### [DIRECTIONS]
Copy the records below exactly as they are written.

### [AVAILABLE RECORDS]
— start —
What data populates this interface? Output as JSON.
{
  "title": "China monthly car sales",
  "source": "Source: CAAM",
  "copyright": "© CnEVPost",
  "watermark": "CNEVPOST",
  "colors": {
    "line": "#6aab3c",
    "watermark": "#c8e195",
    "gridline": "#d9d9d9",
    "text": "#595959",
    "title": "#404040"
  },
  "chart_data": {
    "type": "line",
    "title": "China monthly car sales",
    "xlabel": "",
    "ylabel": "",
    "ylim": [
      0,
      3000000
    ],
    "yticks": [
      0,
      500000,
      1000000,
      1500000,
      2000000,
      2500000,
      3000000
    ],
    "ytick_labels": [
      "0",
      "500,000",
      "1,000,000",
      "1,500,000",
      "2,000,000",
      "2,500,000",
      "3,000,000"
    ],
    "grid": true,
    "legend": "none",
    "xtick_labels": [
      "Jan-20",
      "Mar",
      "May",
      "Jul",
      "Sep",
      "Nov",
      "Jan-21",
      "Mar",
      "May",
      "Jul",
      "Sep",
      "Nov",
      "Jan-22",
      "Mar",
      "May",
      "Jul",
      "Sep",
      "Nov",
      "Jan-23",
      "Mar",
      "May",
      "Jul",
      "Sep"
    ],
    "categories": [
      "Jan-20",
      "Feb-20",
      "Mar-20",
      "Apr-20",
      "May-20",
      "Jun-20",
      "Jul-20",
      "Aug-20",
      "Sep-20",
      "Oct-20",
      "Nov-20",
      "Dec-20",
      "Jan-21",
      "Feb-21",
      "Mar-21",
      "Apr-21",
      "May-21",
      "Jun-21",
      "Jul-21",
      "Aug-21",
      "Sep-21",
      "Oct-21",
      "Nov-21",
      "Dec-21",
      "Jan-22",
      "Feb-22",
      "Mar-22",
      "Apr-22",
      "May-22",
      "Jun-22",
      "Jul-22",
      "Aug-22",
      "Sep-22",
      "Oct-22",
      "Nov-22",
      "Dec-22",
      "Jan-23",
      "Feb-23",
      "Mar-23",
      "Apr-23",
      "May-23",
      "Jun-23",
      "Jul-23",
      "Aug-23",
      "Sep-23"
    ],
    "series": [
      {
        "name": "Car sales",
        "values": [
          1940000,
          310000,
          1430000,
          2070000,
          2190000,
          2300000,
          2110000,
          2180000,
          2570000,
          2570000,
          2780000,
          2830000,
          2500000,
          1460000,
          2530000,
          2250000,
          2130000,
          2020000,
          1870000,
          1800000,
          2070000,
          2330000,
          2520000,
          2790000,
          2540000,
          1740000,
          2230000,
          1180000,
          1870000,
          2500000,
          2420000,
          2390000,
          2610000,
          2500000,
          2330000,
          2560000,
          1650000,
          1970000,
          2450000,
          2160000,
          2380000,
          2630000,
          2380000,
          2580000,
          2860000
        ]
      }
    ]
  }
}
— end —
### [WRITTEN ANSWER]
What data populates this interface? Output as JSON.
{
  "title": "China monthly car sales",
  "source": "Source: CAAM",
  "copyright": "© CnEVPost",
  "watermark": "CNEVPOST",
  "colors": {
    "line": "#6aab3c",
    "watermark": "#c8e195",
    "gridline": "#d9d9d9",
    "text": "#595959",
    "title": "#404040"
  },
  "chart_data": {
    "type": "line",
    "title": "China monthly car sales",
    "xlabel": "",
    "ylabel": "",
    "ylim": [
      0,
      3000000
    ],
    "yticks": [
      0,
      500000,
      1000000,
      1500000,
      2000000,
      2500000,
      3000000
    ],
    "ytick_labels": [
      "0",
      "500,000",
      "1,000,000",
      "1,500,000",
      "2,000,000",
      "2,500,000",
      "3,000,000"
    ],
    "grid": true,
    "legend": "none",
    "xtick_labels": [
      "Jan-20",
      "Mar",
      "May",
      "Jul",
      "Sep",
      "Nov",
      "Jan-21",
      "Mar",
      "May",
      "Jul",
      "Sep",
      "Nov",
      "Jan-22",
      "Mar",
      "May",
      "Jul",
      "Sep",
      "Nov",
      "Jan-23",
      "Mar",
      "May",
      "Jul",
      "Sep"
    ],
    "categories": [
      "Jan-20",
      "Feb-20",
      "Mar-20",
      "Apr-20",
      "May-20",
      "Jun-20",
      "Jul-20",
      "Aug-20",
      "Sep-20",
      "Oct-20",
      "Nov-20",
      "Dec-20",
      "Jan-21",
      "Feb-21",
      "Mar-21",
      "Apr-21",
      "May-21",
      "Jun-21",
      "Jul-21",
      "Aug-21",
      "Sep-21",
      "Oct-21",
      "Nov-21",
      "Dec-21",
      "Jan-22",
      "Feb-22",
      "Mar-22",
      "Apr-22",
      "May-22",
      "Jun-22",
      "Jul-22",
      "Aug-22",
      "Sep-22",
      "Oct-22",
      "Nov-22",
      "Dec-22",
      "Jan-23",
      "Feb-23",
      "Mar-23",
      "Apr-23",
      "May-23",
      "Jun-23",
      "Jul-23",
      "Aug-23",
      "Sep-23"
    ],
    "series": [
      {
        "name": "Car sales",
        "values": [
          1940000,
          310000,
          1430000,
          2070000,
          2190000,
          2300000,
          2110000,
          2180000,
          2570000,
          2570000,
          2780000,
          2830000,
          2500000,
          1460000,
          2530000,
          2250000,
          2130000,
          2020000,
          1870000,
          1800000,
          2070000,
          2330000,
          2520000,
          2790000,
          2540000,
          1740000,
          2230000,
          1180000,
          1870000,
          2500000,
          2420000,
          2390000,
          2610000,
          2500000,
          2330000,
          2560000,
          1650000,
          1970000,
          2450000,
          2160000,
          2380000,
          2630000,
          2380000,
          2580000,
          2860000
        ]
      }
    ]
  }
}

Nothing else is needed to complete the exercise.